Your task is to reproduce the entries below word for word.

---------- Records shown ----------

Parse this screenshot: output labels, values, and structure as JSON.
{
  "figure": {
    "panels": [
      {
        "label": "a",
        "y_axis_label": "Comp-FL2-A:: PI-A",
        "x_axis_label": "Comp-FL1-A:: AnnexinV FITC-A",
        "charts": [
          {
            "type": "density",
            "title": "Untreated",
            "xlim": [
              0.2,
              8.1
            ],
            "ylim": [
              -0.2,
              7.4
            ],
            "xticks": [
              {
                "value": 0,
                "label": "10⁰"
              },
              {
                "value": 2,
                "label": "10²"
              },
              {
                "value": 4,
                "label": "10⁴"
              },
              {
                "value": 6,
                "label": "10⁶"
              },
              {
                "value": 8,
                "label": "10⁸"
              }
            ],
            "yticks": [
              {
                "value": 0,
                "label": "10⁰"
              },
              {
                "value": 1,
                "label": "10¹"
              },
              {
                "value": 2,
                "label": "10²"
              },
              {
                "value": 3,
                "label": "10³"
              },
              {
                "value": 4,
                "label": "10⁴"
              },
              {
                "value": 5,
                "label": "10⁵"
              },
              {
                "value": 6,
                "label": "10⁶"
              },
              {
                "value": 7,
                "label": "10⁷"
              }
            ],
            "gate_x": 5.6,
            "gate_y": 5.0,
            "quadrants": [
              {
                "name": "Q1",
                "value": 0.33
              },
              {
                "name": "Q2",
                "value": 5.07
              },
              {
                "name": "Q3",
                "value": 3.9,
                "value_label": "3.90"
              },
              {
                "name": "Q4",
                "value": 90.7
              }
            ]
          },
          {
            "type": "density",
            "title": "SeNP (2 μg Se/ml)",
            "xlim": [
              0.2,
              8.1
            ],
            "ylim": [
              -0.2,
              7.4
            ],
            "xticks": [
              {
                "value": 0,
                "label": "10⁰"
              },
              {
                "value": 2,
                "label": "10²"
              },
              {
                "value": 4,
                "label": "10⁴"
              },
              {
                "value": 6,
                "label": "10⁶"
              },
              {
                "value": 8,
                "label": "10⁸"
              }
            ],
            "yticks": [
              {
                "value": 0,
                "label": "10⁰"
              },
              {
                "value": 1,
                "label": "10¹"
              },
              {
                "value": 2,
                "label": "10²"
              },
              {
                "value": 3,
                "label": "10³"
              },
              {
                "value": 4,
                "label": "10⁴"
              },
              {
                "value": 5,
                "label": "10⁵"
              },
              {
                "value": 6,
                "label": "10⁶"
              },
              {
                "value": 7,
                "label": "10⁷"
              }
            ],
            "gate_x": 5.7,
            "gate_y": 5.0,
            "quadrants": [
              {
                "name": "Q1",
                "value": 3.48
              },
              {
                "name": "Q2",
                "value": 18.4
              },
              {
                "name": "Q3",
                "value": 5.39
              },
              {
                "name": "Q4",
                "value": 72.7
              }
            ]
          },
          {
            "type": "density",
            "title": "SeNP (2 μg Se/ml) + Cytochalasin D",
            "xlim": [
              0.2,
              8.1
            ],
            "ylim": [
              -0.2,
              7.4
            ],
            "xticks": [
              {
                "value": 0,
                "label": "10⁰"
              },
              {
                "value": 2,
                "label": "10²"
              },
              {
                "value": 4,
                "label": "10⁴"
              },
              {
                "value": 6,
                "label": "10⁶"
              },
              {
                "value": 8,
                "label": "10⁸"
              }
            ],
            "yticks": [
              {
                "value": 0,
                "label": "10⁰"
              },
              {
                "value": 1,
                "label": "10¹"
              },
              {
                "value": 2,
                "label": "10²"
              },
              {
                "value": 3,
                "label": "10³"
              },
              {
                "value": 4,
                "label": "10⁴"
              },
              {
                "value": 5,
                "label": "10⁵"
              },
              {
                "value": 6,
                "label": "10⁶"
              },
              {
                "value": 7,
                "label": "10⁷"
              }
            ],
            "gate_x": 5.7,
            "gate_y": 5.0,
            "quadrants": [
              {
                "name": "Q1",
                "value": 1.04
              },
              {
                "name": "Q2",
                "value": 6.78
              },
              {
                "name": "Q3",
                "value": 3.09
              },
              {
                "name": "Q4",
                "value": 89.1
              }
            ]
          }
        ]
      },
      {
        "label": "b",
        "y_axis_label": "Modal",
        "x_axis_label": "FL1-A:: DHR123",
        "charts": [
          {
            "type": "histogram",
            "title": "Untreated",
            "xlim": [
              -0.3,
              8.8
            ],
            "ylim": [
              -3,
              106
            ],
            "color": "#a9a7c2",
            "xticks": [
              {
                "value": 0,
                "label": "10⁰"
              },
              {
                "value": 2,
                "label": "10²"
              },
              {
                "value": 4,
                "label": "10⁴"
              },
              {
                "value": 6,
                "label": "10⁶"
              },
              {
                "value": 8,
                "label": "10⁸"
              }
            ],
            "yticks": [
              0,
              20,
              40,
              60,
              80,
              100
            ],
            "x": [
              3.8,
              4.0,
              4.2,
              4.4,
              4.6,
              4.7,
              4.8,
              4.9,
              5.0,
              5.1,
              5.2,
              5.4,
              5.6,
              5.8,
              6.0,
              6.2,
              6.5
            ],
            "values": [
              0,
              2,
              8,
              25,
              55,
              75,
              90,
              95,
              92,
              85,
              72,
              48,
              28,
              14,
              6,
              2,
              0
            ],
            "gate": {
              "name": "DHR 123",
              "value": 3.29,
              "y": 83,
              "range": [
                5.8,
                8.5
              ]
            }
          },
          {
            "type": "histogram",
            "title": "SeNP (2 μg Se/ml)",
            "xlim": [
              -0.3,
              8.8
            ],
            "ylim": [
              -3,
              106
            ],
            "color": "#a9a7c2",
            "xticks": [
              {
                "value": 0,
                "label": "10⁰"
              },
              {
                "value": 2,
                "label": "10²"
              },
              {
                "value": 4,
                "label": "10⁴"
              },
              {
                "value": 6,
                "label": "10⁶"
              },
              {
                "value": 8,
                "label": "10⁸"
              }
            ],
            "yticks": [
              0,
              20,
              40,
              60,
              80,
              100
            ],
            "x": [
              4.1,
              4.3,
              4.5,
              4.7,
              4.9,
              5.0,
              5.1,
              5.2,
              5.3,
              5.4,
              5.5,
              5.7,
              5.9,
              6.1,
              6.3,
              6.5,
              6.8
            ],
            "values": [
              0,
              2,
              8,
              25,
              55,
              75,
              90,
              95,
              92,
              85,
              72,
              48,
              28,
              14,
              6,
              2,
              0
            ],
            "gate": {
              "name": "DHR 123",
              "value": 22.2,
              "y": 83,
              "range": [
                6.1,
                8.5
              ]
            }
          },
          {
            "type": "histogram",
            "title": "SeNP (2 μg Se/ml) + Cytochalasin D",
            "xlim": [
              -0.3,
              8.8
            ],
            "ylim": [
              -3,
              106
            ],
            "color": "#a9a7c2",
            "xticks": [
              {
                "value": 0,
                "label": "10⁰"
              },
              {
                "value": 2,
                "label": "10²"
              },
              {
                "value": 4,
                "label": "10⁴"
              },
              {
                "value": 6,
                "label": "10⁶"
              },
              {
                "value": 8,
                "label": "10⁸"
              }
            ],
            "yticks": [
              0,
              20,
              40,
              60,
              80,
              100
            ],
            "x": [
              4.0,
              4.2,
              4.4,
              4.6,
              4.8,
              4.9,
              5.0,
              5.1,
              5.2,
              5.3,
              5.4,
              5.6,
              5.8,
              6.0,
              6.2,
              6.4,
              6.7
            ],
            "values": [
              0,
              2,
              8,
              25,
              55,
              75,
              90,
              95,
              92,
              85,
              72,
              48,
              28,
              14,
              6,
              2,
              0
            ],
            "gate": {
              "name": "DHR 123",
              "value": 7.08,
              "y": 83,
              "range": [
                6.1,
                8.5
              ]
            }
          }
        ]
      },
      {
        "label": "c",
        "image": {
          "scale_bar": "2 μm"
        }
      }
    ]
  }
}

----------

▶ Solution for this problem:
Parse this screenshot: output labels, values, and structure as JSON.
{
  "figure": {
    "panels": [
      {
        "label": "a",
        "y_axis_label": "Comp-FL2-A:: PI-A",
        "x_axis_label": "Comp-FL1-A:: AnnexinV FITC-A",
        "charts": [
          {
            "type": "density",
            "title": "Untreated",
            "xlim": [
              0.2,
              8.1
            ],
            "ylim": [
              -0.2,
              7.4
            ],
            "xticks": [
              {
                "value": 0,
                "label": "10⁰"
              },
              {
                "value": 2,
                "label": "10²"
              },
              {
                "value": 4,
                "label": "10⁴"
              },
              {
                "value": 6,
                "label": "10⁶"
              },
              {
                "value": 8,
                "label": "10⁸"
              }
            ],
            "yticks": [
              {
                "value": 0,
                "label": "10⁰"
              },
              {
                "value": 1,
                "label": "10¹"
              },
              {
                "value": 2,
                "label": "10²"
              },
              {
                "value": 3,
                "label": "10³"
              },
              {
                "value": 4,
                "label": "10⁴"
              },
              {
                "value": 5,
                "label": "10⁵"
              },
              {
                "value": 6,
                "label": "10⁶"
              },
              {
                "value": 7,
                "label": "10⁷"
              }
            ],
            "gate_x": 5.6,
            "gate_y": 5.0,
            "quadrants": [
              {
                "name": "Q1",
                "value": 0.33
              },
              {
                "name": "Q2",
                "value": 5.07
              },
              {
                "name": "Q3",
                "value": 3.9,
                "value_label": "3.90"
              },
              {
                "name": "Q4",
                "value": 90.7
              }
            ]
          },
          {
            "type": "density",
            "title": "SeNP (2 μg Se/ml)",
            "xlim": [
              0.2,
              8.1
            ],
            "ylim": [
              -0.2,
              7.4
            ],
            "xticks": [
              {
                "value": 0,
                "label": "10⁰"
              },
              {
                "value": 2,
                "label": "10²"
              },
              {
                "value": 4,
                "label": "10⁴"
              },
              {
                "value": 6,
                "label": "10⁶"
              },
              {
                "value": 8,
                "label": "10⁸"
              }
            ],
            "yticks": [
              {
                "value": 0,
                "label": "10⁰"
              },
              {
                "value": 1,
                "label": "10¹"
              },
              {
                "value": 2,
                "label": "10²"
              },
              {
                "value": 3,
                "label": "10³"
              },
              {
                "value": 4,
                "label": "10⁴"
              },
              {
                "value": 5,
                "label": "10⁵"
              },
              {
                "value": 6,
                "label": "10⁶"
              },
              {
                "value": 7,
                "label": "10⁷"
              }
            ],
            "gate_x": 5.7,
            "gate_y": 5.0,
            "quadrants": [
              {
                "name": "Q1",
                "value": 3.48
              },
              {
                "name": "Q2",
                "value": 18.4
              },
              {
                "name": "Q3",
                "value": 5.39
              },
              {
                "name": "Q4",
                "value": 72.7
              }
            ]
          },
          {
            "type": "density",
            "title": "SeNP (2 μg Se/ml) + Cytochalasin D",
            "xlim": [
              0.2,
              8.1
            ],
            "ylim": [
              -0.2,
              7.4
            ],
            "xticks": [
              {
                "value": 0,
                "label": "10⁰"
              },
              {
                "value": 2,
                "label": "10²"
              },
              {
                "value": 4,
                "label": "10⁴"
              },
              {
                "value": 6,
                "label": "10⁶"
              },
              {
                "value": 8,
                "label": "10⁸"
              }
            ],
            "yticks": [
              {
                "value": 0,
                "label": "10⁰"
              },
              {
                "value": 1,
                "label": "10¹"
              },
              {
                "value": 2,
                "label": "10²"
              },
              {
                "value": 3,
                "label": "10³"
              },
              {
                "value": 4,
                "label": "10⁴"
              },
              {
                "value": 5,
                "label": "10⁵"
              },
              {
                "value": 6,
                "label": "10⁶"
              },
              {
                "value": 7,
                "label": "10⁷"
              }
            ],
            "gate_x": 5.7,
            "gate_y": 5.0,
            "quadrants": [
              {
                "name": "Q1",
                "value": 1.04
              },
              {
                "name": "Q2",
                "value": 6.78
              },
              {
                "name": "Q3",
                "value": 3.09
              },
              {
                "name": "Q4",
                "value": 89.1
              }
            ]
          }
        ]
      },
      {
        "label": "b",
        "y_axis_label": "Modal",
        "x_axis_label": "FL1-A:: DHR123",
        "charts": [
          {
            "type": "histogram",
            "title": "Untreated",
            "xlim": [
              -0.3,
              8.8
            ],
            "ylim": [
              -3,
              106
            ],
            "color": "#a9a7c2",
            "xticks": [
              {
                "value": 0,
                "label": "10⁰"
              },
              {
                "value": 2,
                "label": "10²"
              },
              {
                "value": 4,
                "label": "10⁴"
              },
              {
                "value": 6,
                "label": "10⁶"
              },
              {
                "value": 8,
                "label": "10⁸"
              }
            ],
            "yticks": [
              0,
              20,
              40,
              60,
              80,
              100
            ],
            "x": [
              3.8,
              4.0,
              4.2,
              4.4,
              4.6,
              4.7,
              4.8,
              4.9,
              5.0,
              5.1,
              5.2,
              5.4,
              5.6,
              5.8,
              6.0,
              6.2,
              6.5
            ],
            "values": [
              0,
              2,
              8,
              25,
              55,
              75,
              90,
              95,
              92,
              85,
              72,
              48,
              28,
              14,
              6,
              2,
              0
            ],
            "gate": {
              "name": "DHR 123",
              "value": 3.29,
              "y": 83,
              "range": [
                5.8,
                8.5
              ]
            }
          },
          {
            "type": "histogram",
            "title": "SeNP (2 μg Se/ml)",
            "xlim": [
              -0.3,
              8.8
            ],
            "ylim": [
              -3,
              106
            ],
            "color": "#a9a7c2",
            "xticks": [
              {
                "value": 0,
                "label": "10⁰"
              },
              {
                "value": 2,
                "label": "10²"
              },
              {
                "value": 4,
                "label": "10⁴"
              },
              {
                "value": 6,
                "label": "10⁶"
              },
              {
                "value": 8,
                "label": "10⁸"
              }
            ],
            "yticks": [
              0,
              20,
              40,
              60,
              80,
              100
            ],
            "x": [
              4.1,
              4.3,
              4.5,
              4.7,
              4.9,
              5.0,
              5.1,
              5.2,
              5.3,
              5.4,
              5.5,
              5.7,
              5.9,
              6.1,
              6.3,
              6.5,
              6.8
            ],
            "values": [
              0,
              2,
              8,
              25,
              55,
              75,
              90,
              95,
              92,
              85,
              72,
              48,
              28,
              14,
              6,
              2,
              0
            ],
            "gate": {
              "name": "DHR 123",
              "value": 22.2,
              "y": 83,
              "range": [
                6.1,
                8.5
              ]
            }
          },
          {
            "type": "histogram",
            "title": "SeNP (2 μg Se/ml) + Cytochalasin D",
            "xlim": [
              -0.3,
              8.8
            ],
            "ylim": [
              -3,
              106
            ],
            "color": "#a9a7c2",
            "xticks": [
              {
                "value": 0,
                "label": "10⁰"
              },
              {
                "value": 2,
                "label": "10²"
              },
              {
                "value": 4,
                "label": "10⁴"
              },
              {
                "value": 6,
                "label": "10⁶"
              },
              {
                "value": 8,
                "label": "10⁸"
              }
            ],
            "yticks": [
              0,
              20,
              40,
              60,
              80,
              100
            ],
            "x": [
              4.0,
              4.2,
              4.4,
              4.6,
              4.8,
              4.9,
              5.0,
              5.1,
              5.2,
              5.3,
              5.4,
              5.6,
              5.8,
              6.0,
              6.2,
              6.4,
              6.7
            ],
            "values": [
              0,
              2,
              8,
              25,
              55,
              75,
              90,
              95,
              92,
              85,
              72,
              48,
              28,
              14,
              6,
              2,
              0
            ],
            "gate": {
              "name": "DHR 123",
              "value": 7.08,
              "y": 83,
              "range": [
                6.1,
                8.5
              ]
            }
          }
        ]
      },
      {
        "label": "c",
        "image": {
          "scale_bar": "2 μm"
        }
      }
    ]
  }
}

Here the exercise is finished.